→ Task description
Reproduce the lines from the line with "841, 774, 853)" to the line with "layers-icon[interactable]: ⧉ (468, 581, 494, 598)", substituting "playback-icon" for each "play-icon" and leaving everything else unchanged.

→ Dataset rows
★ ★ ★ ★ ★

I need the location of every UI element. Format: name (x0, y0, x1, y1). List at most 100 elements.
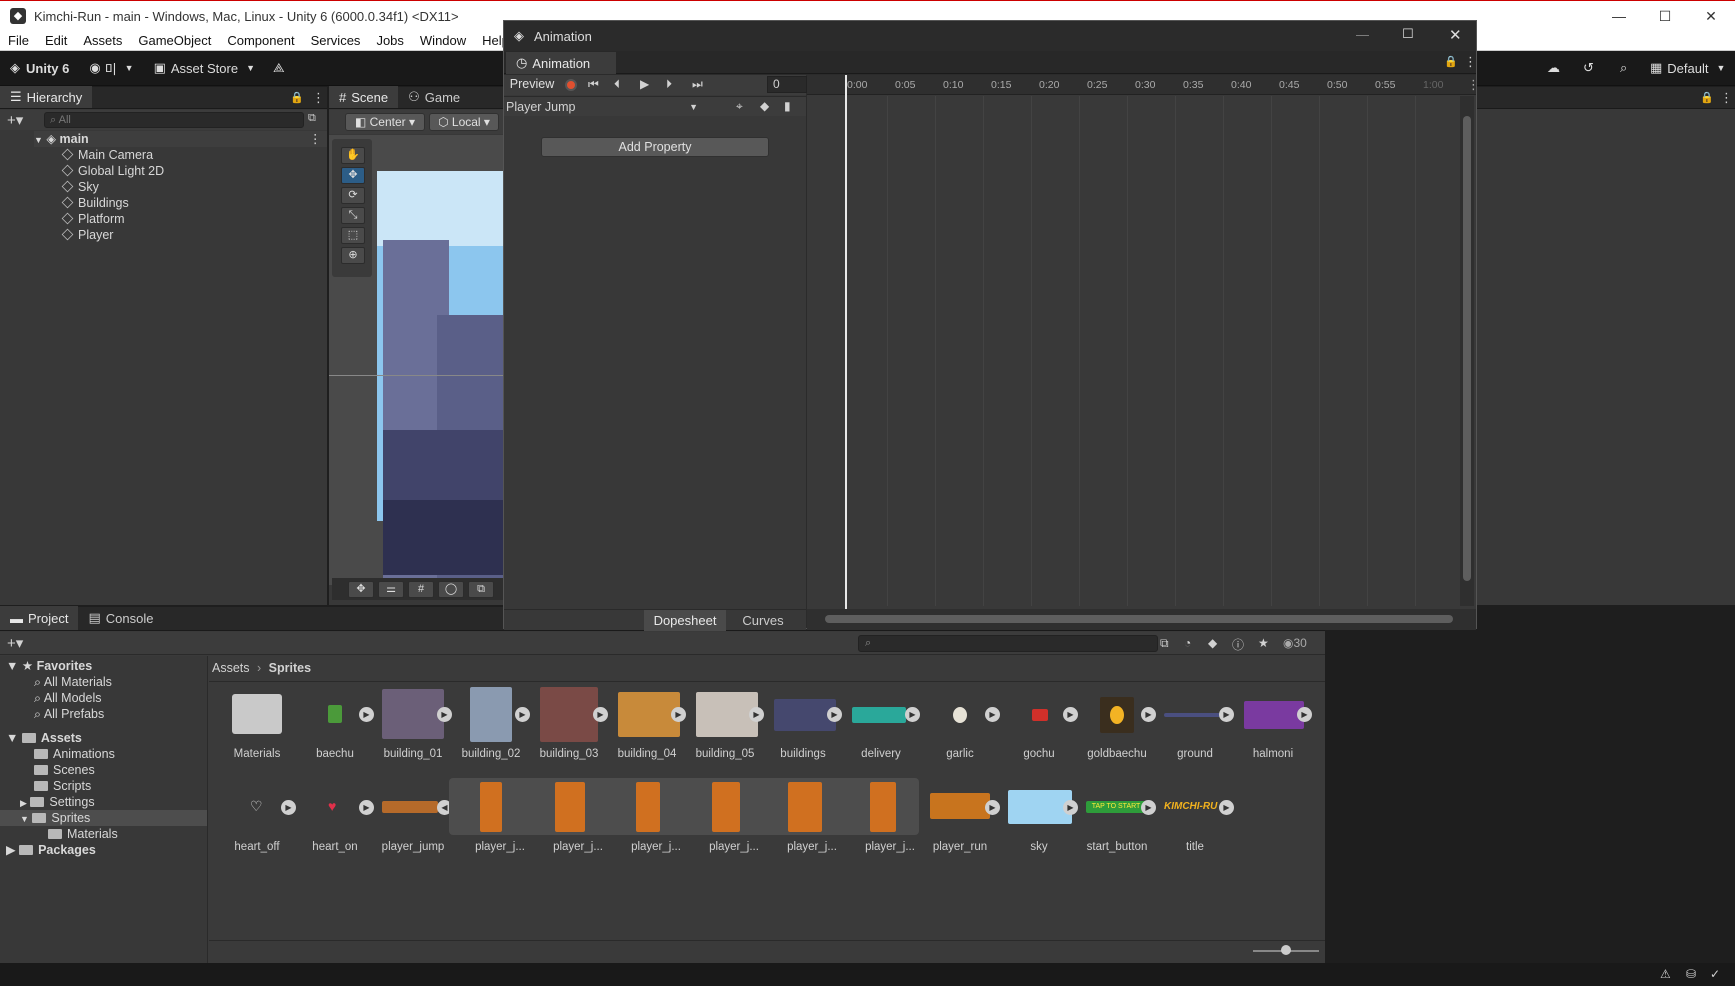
asset-player-jump-3[interactable]: player_j... (694, 841, 774, 853)
asset-title[interactable]: title (1160, 841, 1230, 853)
player-jump-frame-2[interactable] (555, 782, 585, 832)
asset-player-jump-1[interactable]: player_j... (538, 841, 618, 853)
asset-building-02[interactable]: building_02 (456, 748, 526, 760)
favorite-all-models[interactable]: ⌕ All Models (34, 690, 101, 706)
player-jump-frame-6[interactable] (870, 782, 896, 832)
dopesheet-timeline[interactable]: 0:00 0:05 0:10 0:15 0:20 0:25 0:30 0:35 … (807, 75, 1476, 630)
tab-curves[interactable]: Curves (728, 610, 798, 631)
player-jump-thumbnail[interactable] (382, 801, 438, 813)
play-icon[interactable]: ▶ (437, 707, 452, 722)
scale-tool-icon[interactable]: ⤡ (341, 207, 365, 224)
play-icon[interactable]: ▶ (985, 800, 1000, 815)
favorites-header[interactable]: ▼ ★ Favorites (6, 658, 92, 674)
folder-scripts[interactable]: Scripts (34, 778, 91, 794)
minimize-icon[interactable]: — (1596, 1, 1642, 32)
asset-baechu[interactable]: baechu (300, 748, 370, 760)
delivery-thumbnail[interactable] (852, 707, 906, 723)
unity-version-button[interactable]: ◈ Unity 6 (10, 60, 69, 76)
history-icon[interactable]: ↺ (1583, 60, 1594, 76)
add-icon[interactable]: +▾ (7, 111, 23, 129)
asset-garlic[interactable]: garlic (925, 748, 995, 760)
layers-icon[interactable]: ⧉ (468, 581, 494, 598)
building-01-thumbnail[interactable] (382, 689, 444, 739)
folder-thumbnail[interactable] (232, 694, 282, 734)
more-icon[interactable]: ⋮ (309, 131, 322, 147)
close-icon[interactable]: ✕ (1449, 26, 1462, 44)
asset-goldbaechu[interactable]: goldbaechu (1082, 748, 1152, 760)
hierarchy-search-input[interactable]: ⌕ All (44, 112, 304, 128)
timeline-ruler[interactable]: 0:00 0:05 0:10 0:15 0:20 0:25 0:30 0:35 … (807, 75, 1476, 95)
play-icon[interactable]: ▶ (640, 77, 649, 91)
folder-settings[interactable]: ▶ Settings (20, 794, 95, 810)
frame-input[interactable]: 0 (767, 76, 807, 93)
add-keyframe-icon[interactable]: ⌖ (736, 99, 743, 114)
add-icon[interactable]: +▾ (7, 634, 23, 652)
scrollbar-thumb[interactable] (825, 615, 1453, 623)
cache-icon[interactable]: ⛁ (1686, 967, 1696, 981)
asset-player-jump-0[interactable]: player_j... (460, 841, 540, 853)
playhead[interactable] (845, 75, 847, 610)
hierarchy-item-player[interactable]: Player (61, 227, 113, 243)
menu-gameobject[interactable]: GameObject (130, 33, 219, 48)
halmoni-thumbnail[interactable] (1244, 701, 1304, 729)
garlic-thumbnail[interactable] (953, 707, 967, 723)
more-icon[interactable]: ⋮ (1464, 54, 1477, 70)
tab-animation[interactable]: ◷ Animation (506, 52, 616, 74)
asset-player-jump[interactable]: player_jump (378, 841, 448, 853)
next-keyframe-icon[interactable]: ⏵ (666, 77, 672, 92)
menu-jobs[interactable]: Jobs (368, 33, 411, 48)
play-icon[interactable]: ▶ (1297, 707, 1312, 722)
prev-keyframe-icon[interactable]: ⏴ (614, 77, 620, 92)
hierarchy-item-main-camera[interactable]: Main Camera (61, 147, 153, 163)
label-icon[interactable]: ◆ (1208, 636, 1217, 650)
space-dropdown[interactable]: ⬡ Local ▾ (429, 113, 499, 131)
asset-start-button[interactable]: start_button (1082, 841, 1152, 853)
hierarchy-item-global-light[interactable]: Global Light 2D (61, 163, 164, 179)
title-thumbnail[interactable]: KIMCHI-RU (1164, 800, 1222, 814)
play-icon[interactable]: ▶ (1063, 800, 1078, 815)
pivot-dropdown[interactable]: ◧ Center ▾ (345, 113, 425, 131)
breadcrumb-assets[interactable]: Assets (212, 661, 250, 675)
record-icon[interactable] (565, 79, 577, 91)
asset-player-run[interactable]: player_run (925, 841, 995, 853)
more-icon[interactable]: ⋮ (312, 90, 325, 106)
asset-player-jump-2[interactable]: player_j... (616, 841, 696, 853)
menu-services[interactable]: Services (303, 33, 369, 48)
play-icon[interactable]: ▶ (749, 707, 764, 722)
favorite-all-prefabs[interactable]: ⌕ All Prefabs (34, 706, 104, 722)
asset-heart-on[interactable]: heart_on (300, 841, 370, 853)
menu-file[interactable]: File (0, 33, 37, 48)
asset-player-jump-5[interactable]: player_j... (850, 841, 930, 853)
hierarchy-item-sky[interactable]: Sky (61, 179, 99, 195)
hierarchy-item-buildings[interactable]: Buildings (61, 195, 129, 211)
play-icon[interactable]: ▶ (359, 800, 374, 815)
menu-edit[interactable]: Edit (37, 33, 75, 48)
folder-scenes[interactable]: Scenes (34, 762, 95, 778)
clip-dropdown[interactable]: Player Jump ▼ (506, 99, 706, 115)
first-keyframe-icon[interactable]: ⏮ (588, 77, 599, 92)
folder-sprites[interactable]: ▼ Sprites (0, 810, 207, 826)
folder-animations[interactable]: Animations (34, 746, 115, 762)
more-icon[interactable]: ⋮ (1720, 90, 1733, 106)
warning-icon[interactable]: ⓘ (1232, 636, 1244, 653)
play-icon[interactable]: ▶ (985, 707, 1000, 722)
version-control-icon[interactable]: ⟁ (273, 60, 285, 76)
scene-search-icon[interactable]: ⧉ (308, 112, 316, 125)
heart-on-thumbnail[interactable]: ♥ (328, 799, 342, 813)
play-icon[interactable]: ▶ (593, 707, 608, 722)
add-property-button[interactable]: Add Property (541, 137, 769, 157)
rect-tool-icon[interactable]: ⬚ (341, 227, 365, 244)
maximize-icon[interactable]: ☐ (1642, 1, 1688, 32)
asset-store-dropdown[interactable]: ▣ Asset Store ▼ (154, 60, 255, 76)
ground-thumbnail[interactable] (1164, 713, 1224, 717)
account-dropdown[interactable]: ◉ 미 ▼ (89, 59, 133, 78)
move-tool-icon[interactable]: ✥ (341, 167, 365, 184)
asset-player-jump-4[interactable]: player_j... (772, 841, 852, 853)
play-icon[interactable]: ▶ (827, 707, 842, 722)
last-keyframe-icon[interactable]: ⏭ (692, 77, 703, 92)
scrollbar-thumb[interactable] (1463, 116, 1471, 581)
player-jump-frame-1[interactable] (480, 782, 502, 832)
building-02-thumbnail[interactable] (470, 687, 512, 742)
search-icon[interactable]: ⌕ (1620, 60, 1627, 76)
play-icon[interactable]: ▶ (1141, 707, 1156, 722)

★ ★ ★ ★ ★

→ Full response
asset-player-jump-3[interactable]: player_j... (694, 841, 774, 853)
asset-title[interactable]: title (1160, 841, 1230, 853)
player-jump-frame-2[interactable] (555, 782, 585, 832)
asset-player-jump-1[interactable]: player_j... (538, 841, 618, 853)
asset-building-02[interactable]: building_02 (456, 748, 526, 760)
favorite-all-models[interactable]: ⌕ All Models (34, 690, 101, 706)
player-jump-frame-6[interactable] (870, 782, 896, 832)
dopesheet-timeline[interactable]: 0:00 0:05 0:10 0:15 0:20 0:25 0:30 0:35 … (807, 75, 1476, 630)
tab-curves[interactable]: Curves (728, 610, 798, 631)
player-jump-thumbnail[interactable] (382, 801, 438, 813)
playback-icon[interactable]: ▶ (437, 707, 452, 722)
scale-tool-icon[interactable]: ⤡ (341, 207, 365, 224)
playback-icon[interactable]: ▶ (985, 800, 1000, 815)
favorites-header[interactable]: ▼ ★ Favorites (6, 658, 92, 674)
folder-scripts[interactable]: Scripts (34, 778, 91, 794)
minimize-icon[interactable]: — (1596, 1, 1642, 32)
asset-baechu[interactable]: baechu (300, 748, 370, 760)
delivery-thumbnail[interactable] (852, 707, 906, 723)
unity-version-button[interactable]: ◈ Unity 6 (10, 60, 69, 76)
history-icon[interactable]: ↺ (1583, 60, 1594, 76)
add-icon[interactable]: +▾ (7, 111, 23, 129)
asset-garlic[interactable]: garlic (925, 748, 995, 760)
layers-icon[interactable]: ⧉ (468, 581, 494, 598)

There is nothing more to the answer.